>> begin Data entries

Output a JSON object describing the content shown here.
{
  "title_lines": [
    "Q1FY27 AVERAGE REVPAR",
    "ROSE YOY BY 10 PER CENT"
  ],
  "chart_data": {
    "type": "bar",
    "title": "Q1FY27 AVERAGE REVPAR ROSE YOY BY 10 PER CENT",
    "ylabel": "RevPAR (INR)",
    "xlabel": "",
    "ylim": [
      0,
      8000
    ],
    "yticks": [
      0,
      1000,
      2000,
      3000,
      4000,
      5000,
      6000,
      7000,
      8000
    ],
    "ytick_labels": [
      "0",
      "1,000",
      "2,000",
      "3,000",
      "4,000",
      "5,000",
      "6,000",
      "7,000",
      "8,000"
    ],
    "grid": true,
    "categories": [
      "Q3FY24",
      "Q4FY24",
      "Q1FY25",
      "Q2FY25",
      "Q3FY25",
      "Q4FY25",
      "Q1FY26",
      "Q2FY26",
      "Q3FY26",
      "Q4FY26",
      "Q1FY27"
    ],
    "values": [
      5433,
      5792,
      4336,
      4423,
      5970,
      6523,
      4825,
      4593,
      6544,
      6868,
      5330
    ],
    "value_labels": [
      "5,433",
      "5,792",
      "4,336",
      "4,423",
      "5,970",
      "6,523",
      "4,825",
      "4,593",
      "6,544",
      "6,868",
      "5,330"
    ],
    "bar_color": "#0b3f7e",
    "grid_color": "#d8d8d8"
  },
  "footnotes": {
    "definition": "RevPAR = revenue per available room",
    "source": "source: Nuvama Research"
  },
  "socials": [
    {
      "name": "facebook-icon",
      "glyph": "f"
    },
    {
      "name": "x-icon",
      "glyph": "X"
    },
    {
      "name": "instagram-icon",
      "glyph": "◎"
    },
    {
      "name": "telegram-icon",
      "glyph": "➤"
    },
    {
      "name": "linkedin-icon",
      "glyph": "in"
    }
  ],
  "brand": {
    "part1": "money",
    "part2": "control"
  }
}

>> end Data entries

▶ _Written exercise_
Write all of the records out again exactly.

▶ _Reply to the task_
Output a JSON object describing the content shown here.
{
  "title_lines": [
    "Q1FY27 AVERAGE REVPAR",
    "ROSE YOY BY 10 PER CENT"
  ],
  "chart_data": {
    "type": "bar",
    "title": "Q1FY27 AVERAGE REVPAR ROSE YOY BY 10 PER CENT",
    "ylabel": "RevPAR (INR)",
    "xlabel": "",
    "ylim": [
      0,
      8000
    ],
    "yticks": [
      0,
      1000,
      2000,
      3000,
      4000,
      5000,
      6000,
      7000,
      8000
    ],
    "ytick_labels": [
      "0",
      "1,000",
      "2,000",
      "3,000",
      "4,000",
      "5,000",
      "6,000",
      "7,000",
      "8,000"
    ],
    "grid": true,
    "categories": [
      "Q3FY24",
      "Q4FY24",
      "Q1FY25",
      "Q2FY25",
      "Q3FY25",
      "Q4FY25",
      "Q1FY26",
      "Q2FY26",
      "Q3FY26",
      "Q4FY26",
      "Q1FY27"
    ],
    "values": [
      5433,
      5792,
      4336,
      4423,
      5970,
      6523,
      4825,
      4593,
      6544,
      6868,
      5330
    ],
    "value_labels": [
      "5,433",
      "5,792",
      "4,336",
      "4,423",
      "5,970",
      "6,523",
      "4,825",
      "4,593",
      "6,544",
      "6,868",
      "5,330"
    ],
    "bar_color": "#0b3f7e",
    "grid_color": "#d8d8d8"
  },
  "footnotes": {
    "definition": "RevPAR = revenue per available room",
    "source": "source: Nuvama Research"
  },
  "socials": [
    {
      "name": "facebook-icon",
      "glyph": "f"
    },
    {
      "name": "x-icon",
      "glyph": "X"
    },
    {
      "name": "instagram-icon",
      "glyph": "◎"
    },
    {
      "name": "telegram-icon",
      "glyph": "➤"
    },
    {
      "name": "linkedin-icon",
      "glyph": "in"
    }
  ],
  "brand": {
    "part1": "money",
    "part2": "control"
  }
}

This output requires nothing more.